TASK OBJECTIVE - Every entry should be repeated exactly. Omit the pictures.

DATA EXTRACT -
[start]

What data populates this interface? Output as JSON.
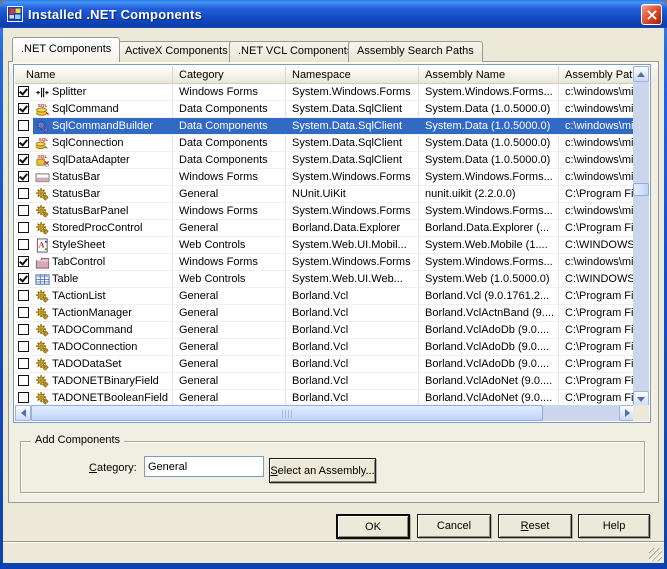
{
  "window": {
    "title": "Installed .NET Components"
  },
  "colors": {
    "selection": "#316AC5",
    "titlebar_blue": "#1550C8",
    "dialog_face": "#ECE9D8"
  },
  "tabs": [
    ".NET Components",
    "ActiveX Components",
    ".NET VCL Components",
    "Assembly Search Paths"
  ],
  "active_tab": ".NET Components",
  "table": {
    "columns": [
      "Name",
      "Category",
      "Namespace",
      "Assembly Name",
      "Assembly Path"
    ],
    "selected_index": 2,
    "rows": [
      {
        "checked": true,
        "icon": "splitter",
        "name": "Splitter",
        "category": "Windows Forms",
        "namespace": "System.Windows.Forms",
        "assembly": "System.Windows.Forms...",
        "path": "c:\\windows\\mic"
      },
      {
        "checked": true,
        "icon": "sql-command",
        "name": "SqlCommand",
        "category": "Data Components",
        "namespace": "System.Data.SqlClient",
        "assembly": "System.Data (1.0.5000.0)",
        "path": "c:\\windows\\mic"
      },
      {
        "checked": false,
        "icon": "gear-blue",
        "name": "SqlCommandBuilder",
        "category": "Data Components",
        "namespace": "System.Data.SqlClient",
        "assembly": "System.Data (1.0.5000.0)",
        "path": "c:\\windows\\mic"
      },
      {
        "checked": true,
        "icon": "sql-connection",
        "name": "SqlConnection",
        "category": "Data Components",
        "namespace": "System.Data.SqlClient",
        "assembly": "System.Data (1.0.5000.0)",
        "path": "c:\\windows\\mic"
      },
      {
        "checked": true,
        "icon": "sql-adapter",
        "name": "SqlDataAdapter",
        "category": "Data Components",
        "namespace": "System.Data.SqlClient",
        "assembly": "System.Data (1.0.5000.0)",
        "path": "c:\\windows\\mic"
      },
      {
        "checked": true,
        "icon": "statusbar",
        "name": "StatusBar",
        "category": "Windows Forms",
        "namespace": "System.Windows.Forms",
        "assembly": "System.Windows.Forms...",
        "path": "c:\\windows\\mic"
      },
      {
        "checked": false,
        "icon": "gear",
        "name": "StatusBar",
        "category": "General",
        "namespace": "NUnit.UiKit",
        "assembly": "nunit.uikit (2.2.0.0)",
        "path": "C:\\Program File"
      },
      {
        "checked": false,
        "icon": "gear",
        "name": "StatusBarPanel",
        "category": "Windows Forms",
        "namespace": "System.Windows.Forms",
        "assembly": "System.Windows.Forms...",
        "path": "c:\\windows\\mic"
      },
      {
        "checked": false,
        "icon": "gear",
        "name": "StoredProcControl",
        "category": "General",
        "namespace": "Borland.Data.Explorer",
        "assembly": "Borland.Data.Explorer (...",
        "path": "C:\\Program File"
      },
      {
        "checked": false,
        "icon": "stylesheet",
        "name": "StyleSheet",
        "category": "Web Controls",
        "namespace": "System.Web.UI.Mobil...",
        "assembly": "System.Web.Mobile (1....",
        "path": "C:\\WINDOWS\\M"
      },
      {
        "checked": true,
        "icon": "tab-control",
        "name": "TabControl",
        "category": "Windows Forms",
        "namespace": "System.Windows.Forms",
        "assembly": "System.Windows.Forms...",
        "path": "c:\\windows\\mic"
      },
      {
        "checked": true,
        "icon": "table",
        "name": "Table",
        "category": "Web Controls",
        "namespace": "System.Web.UI.Web...",
        "assembly": "System.Web (1.0.5000.0)",
        "path": "C:\\WINDOWS\\M"
      },
      {
        "checked": false,
        "icon": "gear",
        "name": "TActionList",
        "category": "General",
        "namespace": "Borland.Vcl",
        "assembly": "Borland.Vcl (9.0.1761.2...",
        "path": "C:\\Program File"
      },
      {
        "checked": false,
        "icon": "gear",
        "name": "TActionManager",
        "category": "General",
        "namespace": "Borland.Vcl",
        "assembly": "Borland.VclActnBand (9....",
        "path": "C:\\Program File"
      },
      {
        "checked": false,
        "icon": "gear",
        "name": "TADOCommand",
        "category": "General",
        "namespace": "Borland.Vcl",
        "assembly": "Borland.VclAdoDb (9.0....",
        "path": "C:\\Program File"
      },
      {
        "checked": false,
        "icon": "gear",
        "name": "TADOConnection",
        "category": "General",
        "namespace": "Borland.Vcl",
        "assembly": "Borland.VclAdoDb (9.0....",
        "path": "C:\\Program File"
      },
      {
        "checked": false,
        "icon": "gear",
        "name": "TADODataSet",
        "category": "General",
        "namespace": "Borland.Vcl",
        "assembly": "Borland.VclAdoDb (9.0....",
        "path": "C:\\Program File"
      },
      {
        "checked": false,
        "icon": "gear",
        "name": "TADONETBinaryField",
        "category": "General",
        "namespace": "Borland.Vcl",
        "assembly": "Borland.VclAdoNet (9.0....",
        "path": "C:\\Program File"
      },
      {
        "checked": false,
        "icon": "gear",
        "name": "TADONETBooleanField",
        "category": "General",
        "namespace": "Borland.Vcl",
        "assembly": "Borland.VclAdoNet (9.0....",
        "path": "C:\\Program File"
      }
    ]
  },
  "add_components": {
    "legend": "Add Components",
    "category_label": "Category:",
    "category_value": "General",
    "select_assembly_label": "Select an Assembly..."
  },
  "buttons": {
    "ok": "OK",
    "cancel": "Cancel",
    "reset": "Reset",
    "help": "Help"
  }
}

[end]

TASK ANSWER -
What data populates this interface? Output as JSON.
{
  "window": {
    "title": "Installed .NET Components"
  },
  "colors": {
    "selection": "#316AC5",
    "titlebar_blue": "#1550C8",
    "dialog_face": "#ECE9D8"
  },
  "tabs": [
    ".NET Components",
    "ActiveX Components",
    ".NET VCL Components",
    "Assembly Search Paths"
  ],
  "active_tab": ".NET Components",
  "table": {
    "columns": [
      "Name",
      "Category",
      "Namespace",
      "Assembly Name",
      "Assembly Path"
    ],
    "selected_index": 2,
    "rows": [
      {
        "checked": true,
        "icon": "splitter",
        "name": "Splitter",
        "category": "Windows Forms",
        "namespace": "System.Windows.Forms",
        "assembly": "System.Windows.Forms...",
        "path": "c:\\windows\\mic"
      },
      {
        "checked": true,
        "icon": "sql-command",
        "name": "SqlCommand",
        "category": "Data Components",
        "namespace": "System.Data.SqlClient",
        "assembly": "System.Data (1.0.5000.0)",
        "path": "c:\\windows\\mic"
      },
      {
        "checked": false,
        "icon": "gear-blue",
        "name": "SqlCommandBuilder",
        "category": "Data Components",
        "namespace": "System.Data.SqlClient",
        "assembly": "System.Data (1.0.5000.0)",
        "path": "c:\\windows\\mic"
      },
      {
        "checked": true,
        "icon": "sql-connection",
        "name": "SqlConnection",
        "category": "Data Components",
        "namespace": "System.Data.SqlClient",
        "assembly": "System.Data (1.0.5000.0)",
        "path": "c:\\windows\\mic"
      },
      {
        "checked": true,
        "icon": "sql-adapter",
        "name": "SqlDataAdapter",
        "category": "Data Components",
        "namespace": "System.Data.SqlClient",
        "assembly": "System.Data (1.0.5000.0)",
        "path": "c:\\windows\\mic"
      },
      {
        "checked": true,
        "icon": "statusbar",
        "name": "StatusBar",
        "category": "Windows Forms",
        "namespace": "System.Windows.Forms",
        "assembly": "System.Windows.Forms...",
        "path": "c:\\windows\\mic"
      },
      {
        "checked": false,
        "icon": "gear",
        "name": "StatusBar",
        "category": "General",
        "namespace": "NUnit.UiKit",
        "assembly": "nunit.uikit (2.2.0.0)",
        "path": "C:\\Program File"
      },
      {
        "checked": false,
        "icon": "gear",
        "name": "StatusBarPanel",
        "category": "Windows Forms",
        "namespace": "System.Windows.Forms",
        "assembly": "System.Windows.Forms...",
        "path": "c:\\windows\\mic"
      },
      {
        "checked": false,
        "icon": "gear",
        "name": "StoredProcControl",
        "category": "General",
        "namespace": "Borland.Data.Explorer",
        "assembly": "Borland.Data.Explorer (...",
        "path": "C:\\Program File"
      },
      {
        "checked": false,
        "icon": "stylesheet",
        "name": "StyleSheet",
        "category": "Web Controls",
        "namespace": "System.Web.UI.Mobil...",
        "assembly": "System.Web.Mobile (1....",
        "path": "C:\\WINDOWS\\M"
      },
      {
        "checked": true,
        "icon": "tab-control",
        "name": "TabControl",
        "category": "Windows Forms",
        "namespace": "System.Windows.Forms",
        "assembly": "System.Windows.Forms...",
        "path": "c:\\windows\\mic"
      },
      {
        "checked": true,
        "icon": "table",
        "name": "Table",
        "category": "Web Controls",
        "namespace": "System.Web.UI.Web...",
        "assembly": "System.Web (1.0.5000.0)",
        "path": "C:\\WINDOWS\\M"
      },
      {
        "checked": false,
        "icon": "gear",
        "name": "TActionList",
        "category": "General",
        "namespace": "Borland.Vcl",
        "assembly": "Borland.Vcl (9.0.1761.2...",
        "path": "C:\\Program File"
      },
      {
        "checked": false,
        "icon": "gear",
        "name": "TActionManager",
        "category": "General",
        "namespace": "Borland.Vcl",
        "assembly": "Borland.VclActnBand (9....",
        "path": "C:\\Program File"
      },
      {
        "checked": false,
        "icon": "gear",
        "name": "TADOCommand",
        "category": "General",
        "namespace": "Borland.Vcl",
        "assembly": "Borland.VclAdoDb (9.0....",
        "path": "C:\\Program File"
      },
      {
        "checked": false,
        "icon": "gear",
        "name": "TADOConnection",
        "category": "General",
        "namespace": "Borland.Vcl",
        "assembly": "Borland.VclAdoDb (9.0....",
        "path": "C:\\Program File"
      },
      {
        "checked": false,
        "icon": "gear",
        "name": "TADODataSet",
        "category": "General",
        "namespace": "Borland.Vcl",
        "assembly": "Borland.VclAdoDb (9.0....",
        "path": "C:\\Program File"
      },
      {
        "checked": false,
        "icon": "gear",
        "name": "TADONETBinaryField",
        "category": "General",
        "namespace": "Borland.Vcl",
        "assembly": "Borland.VclAdoNet (9.0....",
        "path": "C:\\Program File"
      },
      {
        "checked": false,
        "icon": "gear",
        "name": "TADONETBooleanField",
        "category": "General",
        "namespace": "Borland.Vcl",
        "assembly": "Borland.VclAdoNet (9.0....",
        "path": "C:\\Program File"
      }
    ]
  },
  "add_components": {
    "legend": "Add Components",
    "category_label": "Category:",
    "category_value": "General",
    "select_assembly_label": "Select an Assembly..."
  },
  "buttons": {
    "ok": "OK",
    "cancel": "Cancel",
    "reset": "Reset",
    "help": "Help"
  }
}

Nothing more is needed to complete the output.